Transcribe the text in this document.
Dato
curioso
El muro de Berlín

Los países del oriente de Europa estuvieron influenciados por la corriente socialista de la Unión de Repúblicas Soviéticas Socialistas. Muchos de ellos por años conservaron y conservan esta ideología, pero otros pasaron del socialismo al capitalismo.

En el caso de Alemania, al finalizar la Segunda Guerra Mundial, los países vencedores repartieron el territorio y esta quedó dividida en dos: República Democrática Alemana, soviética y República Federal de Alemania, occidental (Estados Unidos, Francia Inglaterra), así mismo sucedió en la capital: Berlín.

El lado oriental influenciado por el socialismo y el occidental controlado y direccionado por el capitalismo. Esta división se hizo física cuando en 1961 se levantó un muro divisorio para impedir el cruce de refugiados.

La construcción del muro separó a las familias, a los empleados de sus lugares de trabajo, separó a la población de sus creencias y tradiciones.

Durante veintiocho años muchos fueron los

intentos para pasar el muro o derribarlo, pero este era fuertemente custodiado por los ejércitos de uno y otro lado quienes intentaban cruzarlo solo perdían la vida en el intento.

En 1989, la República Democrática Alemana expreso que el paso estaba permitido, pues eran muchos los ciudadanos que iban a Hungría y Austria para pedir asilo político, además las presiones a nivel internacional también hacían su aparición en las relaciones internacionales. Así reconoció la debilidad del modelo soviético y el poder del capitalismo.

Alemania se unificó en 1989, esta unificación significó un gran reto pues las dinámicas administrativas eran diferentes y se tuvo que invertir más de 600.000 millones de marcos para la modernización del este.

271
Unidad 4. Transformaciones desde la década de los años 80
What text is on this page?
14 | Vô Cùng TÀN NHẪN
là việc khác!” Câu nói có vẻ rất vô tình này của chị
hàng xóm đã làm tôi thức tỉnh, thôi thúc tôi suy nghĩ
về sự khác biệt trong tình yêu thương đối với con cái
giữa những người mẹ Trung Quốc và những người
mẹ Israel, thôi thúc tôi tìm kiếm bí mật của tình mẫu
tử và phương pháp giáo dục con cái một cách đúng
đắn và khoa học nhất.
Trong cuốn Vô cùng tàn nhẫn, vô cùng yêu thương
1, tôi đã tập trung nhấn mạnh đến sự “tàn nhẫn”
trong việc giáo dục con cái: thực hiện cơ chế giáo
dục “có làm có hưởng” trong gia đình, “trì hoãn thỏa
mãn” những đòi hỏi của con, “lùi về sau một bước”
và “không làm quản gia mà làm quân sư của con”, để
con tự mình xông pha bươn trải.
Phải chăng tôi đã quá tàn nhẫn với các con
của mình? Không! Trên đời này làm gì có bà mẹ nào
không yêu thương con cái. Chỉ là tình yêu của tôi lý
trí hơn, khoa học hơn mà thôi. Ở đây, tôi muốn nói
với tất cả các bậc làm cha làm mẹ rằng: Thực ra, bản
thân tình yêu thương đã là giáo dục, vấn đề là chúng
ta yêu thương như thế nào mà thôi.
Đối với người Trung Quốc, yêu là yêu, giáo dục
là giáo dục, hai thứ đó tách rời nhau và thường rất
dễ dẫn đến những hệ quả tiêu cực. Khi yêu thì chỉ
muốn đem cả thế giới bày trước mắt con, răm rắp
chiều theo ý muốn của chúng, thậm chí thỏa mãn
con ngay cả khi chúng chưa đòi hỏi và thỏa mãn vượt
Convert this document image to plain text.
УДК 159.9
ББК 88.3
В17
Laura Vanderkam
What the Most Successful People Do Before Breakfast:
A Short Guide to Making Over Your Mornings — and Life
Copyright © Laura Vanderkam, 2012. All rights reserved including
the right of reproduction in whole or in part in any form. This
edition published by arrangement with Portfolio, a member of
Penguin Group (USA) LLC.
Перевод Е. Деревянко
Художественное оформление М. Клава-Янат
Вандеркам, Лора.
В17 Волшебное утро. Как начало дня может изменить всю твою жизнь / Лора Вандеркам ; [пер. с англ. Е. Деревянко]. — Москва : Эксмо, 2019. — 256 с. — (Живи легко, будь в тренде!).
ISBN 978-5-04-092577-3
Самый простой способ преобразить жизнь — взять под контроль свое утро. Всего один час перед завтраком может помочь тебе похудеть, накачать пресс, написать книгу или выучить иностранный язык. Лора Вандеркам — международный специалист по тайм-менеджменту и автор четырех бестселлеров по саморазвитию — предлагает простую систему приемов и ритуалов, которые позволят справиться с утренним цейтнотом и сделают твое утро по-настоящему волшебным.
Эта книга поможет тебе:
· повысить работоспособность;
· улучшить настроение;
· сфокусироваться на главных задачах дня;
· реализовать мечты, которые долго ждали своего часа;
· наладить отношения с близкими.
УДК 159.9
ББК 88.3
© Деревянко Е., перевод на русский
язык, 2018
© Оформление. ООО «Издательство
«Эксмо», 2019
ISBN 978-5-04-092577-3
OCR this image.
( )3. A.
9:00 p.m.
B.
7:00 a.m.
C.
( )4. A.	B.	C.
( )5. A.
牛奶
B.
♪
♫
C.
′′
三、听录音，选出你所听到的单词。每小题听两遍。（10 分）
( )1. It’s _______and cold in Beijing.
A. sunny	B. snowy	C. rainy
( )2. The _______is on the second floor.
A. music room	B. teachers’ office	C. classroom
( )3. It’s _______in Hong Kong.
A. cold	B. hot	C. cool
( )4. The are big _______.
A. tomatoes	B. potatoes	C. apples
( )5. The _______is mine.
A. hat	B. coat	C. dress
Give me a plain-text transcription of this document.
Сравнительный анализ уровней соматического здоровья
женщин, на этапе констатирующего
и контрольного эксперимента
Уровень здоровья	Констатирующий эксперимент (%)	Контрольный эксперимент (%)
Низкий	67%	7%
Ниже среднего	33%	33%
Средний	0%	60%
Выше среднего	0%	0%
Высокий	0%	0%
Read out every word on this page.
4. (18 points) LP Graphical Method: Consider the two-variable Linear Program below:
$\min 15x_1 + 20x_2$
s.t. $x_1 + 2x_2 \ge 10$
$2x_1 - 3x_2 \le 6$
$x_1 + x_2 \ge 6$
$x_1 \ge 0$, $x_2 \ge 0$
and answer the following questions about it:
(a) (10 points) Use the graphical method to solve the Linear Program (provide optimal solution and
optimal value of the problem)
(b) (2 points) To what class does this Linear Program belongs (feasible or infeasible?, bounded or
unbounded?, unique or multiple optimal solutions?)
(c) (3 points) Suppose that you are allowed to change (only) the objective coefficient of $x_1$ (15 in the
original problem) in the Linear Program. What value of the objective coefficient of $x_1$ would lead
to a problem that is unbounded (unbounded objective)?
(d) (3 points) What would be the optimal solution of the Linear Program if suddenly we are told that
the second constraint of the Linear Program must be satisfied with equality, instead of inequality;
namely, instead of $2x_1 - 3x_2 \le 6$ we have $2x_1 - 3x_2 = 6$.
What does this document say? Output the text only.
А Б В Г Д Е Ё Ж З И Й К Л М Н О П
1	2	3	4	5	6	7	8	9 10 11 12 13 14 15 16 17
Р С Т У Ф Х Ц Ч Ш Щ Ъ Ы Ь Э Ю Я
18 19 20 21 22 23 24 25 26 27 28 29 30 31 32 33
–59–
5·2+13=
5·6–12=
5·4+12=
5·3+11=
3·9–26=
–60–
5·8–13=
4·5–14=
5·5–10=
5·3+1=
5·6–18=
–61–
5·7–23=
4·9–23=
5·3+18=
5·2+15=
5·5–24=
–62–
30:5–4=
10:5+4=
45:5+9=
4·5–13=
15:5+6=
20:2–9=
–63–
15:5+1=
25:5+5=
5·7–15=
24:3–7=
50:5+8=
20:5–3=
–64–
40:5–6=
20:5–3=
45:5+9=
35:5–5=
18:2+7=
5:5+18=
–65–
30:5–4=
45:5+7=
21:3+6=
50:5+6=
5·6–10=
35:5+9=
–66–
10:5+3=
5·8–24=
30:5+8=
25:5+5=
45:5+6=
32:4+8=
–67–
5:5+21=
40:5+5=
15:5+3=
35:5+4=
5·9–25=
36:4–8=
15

_Task instructions:_
How many of the lines in the listing above hold the word "page"? Report only that figure.

_Expected answer:_
2